§ Given records:
....
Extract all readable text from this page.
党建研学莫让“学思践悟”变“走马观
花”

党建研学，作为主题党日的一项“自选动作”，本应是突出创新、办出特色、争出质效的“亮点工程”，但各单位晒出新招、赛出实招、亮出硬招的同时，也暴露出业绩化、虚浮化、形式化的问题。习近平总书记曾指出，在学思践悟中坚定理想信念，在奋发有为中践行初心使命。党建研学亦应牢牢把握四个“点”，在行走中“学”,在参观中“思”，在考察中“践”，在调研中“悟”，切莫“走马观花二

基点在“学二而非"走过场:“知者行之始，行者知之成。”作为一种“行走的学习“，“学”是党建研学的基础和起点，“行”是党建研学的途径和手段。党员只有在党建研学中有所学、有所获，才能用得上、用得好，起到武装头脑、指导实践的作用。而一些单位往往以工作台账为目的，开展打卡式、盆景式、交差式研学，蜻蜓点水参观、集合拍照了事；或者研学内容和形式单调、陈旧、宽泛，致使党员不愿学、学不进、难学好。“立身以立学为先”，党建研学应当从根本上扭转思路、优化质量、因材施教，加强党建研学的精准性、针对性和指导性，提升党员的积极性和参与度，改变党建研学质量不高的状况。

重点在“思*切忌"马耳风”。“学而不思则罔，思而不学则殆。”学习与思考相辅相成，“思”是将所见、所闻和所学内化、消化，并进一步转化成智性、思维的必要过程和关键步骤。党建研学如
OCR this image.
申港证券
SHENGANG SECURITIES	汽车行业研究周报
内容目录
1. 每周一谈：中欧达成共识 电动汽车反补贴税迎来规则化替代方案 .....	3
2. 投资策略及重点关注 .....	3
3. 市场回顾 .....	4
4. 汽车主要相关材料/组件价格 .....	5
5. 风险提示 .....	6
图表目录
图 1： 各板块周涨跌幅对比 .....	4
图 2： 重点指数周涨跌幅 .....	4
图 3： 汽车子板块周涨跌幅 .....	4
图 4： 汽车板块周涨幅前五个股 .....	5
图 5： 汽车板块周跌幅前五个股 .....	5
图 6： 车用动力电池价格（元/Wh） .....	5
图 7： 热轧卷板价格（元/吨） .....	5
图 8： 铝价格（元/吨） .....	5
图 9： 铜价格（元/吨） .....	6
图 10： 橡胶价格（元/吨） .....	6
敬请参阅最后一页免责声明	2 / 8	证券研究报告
....
§ The problem:
Repeat exactly the lines starting at the line with "OCR this image." and ending with the final line of the entries. Include nothing else.

§ Result:
OCR this image.
申港证券
SHENGANG SECURITIES	汽车行业研究周报
内容目录
1. 每周一谈：中欧达成共识 电动汽车反补贴税迎来规则化替代方案 .....	3
2. 投资策略及重点关注 .....	3
3. 市场回顾 .....	4
4. 汽车主要相关材料/组件价格 .....	5
5. 风险提示 .....	6
图表目录
图 1： 各板块周涨跌幅对比 .....	4
图 2： 重点指数周涨跌幅 .....	4
图 3： 汽车子板块周涨跌幅 .....	4
图 4： 汽车板块周涨幅前五个股 .....	5
图 5： 汽车板块周跌幅前五个股 .....	5
图 6： 车用动力电池价格（元/Wh） .....	5
图 7： 热轧卷板价格（元/吨） .....	5
图 8： 铝价格（元/吨） .....	5
图 9： 铜价格（元/吨） .....	6
图 10： 橡胶价格（元/吨） .....	6
敬请参阅最后一页免责声明	2 / 8	证券研究报告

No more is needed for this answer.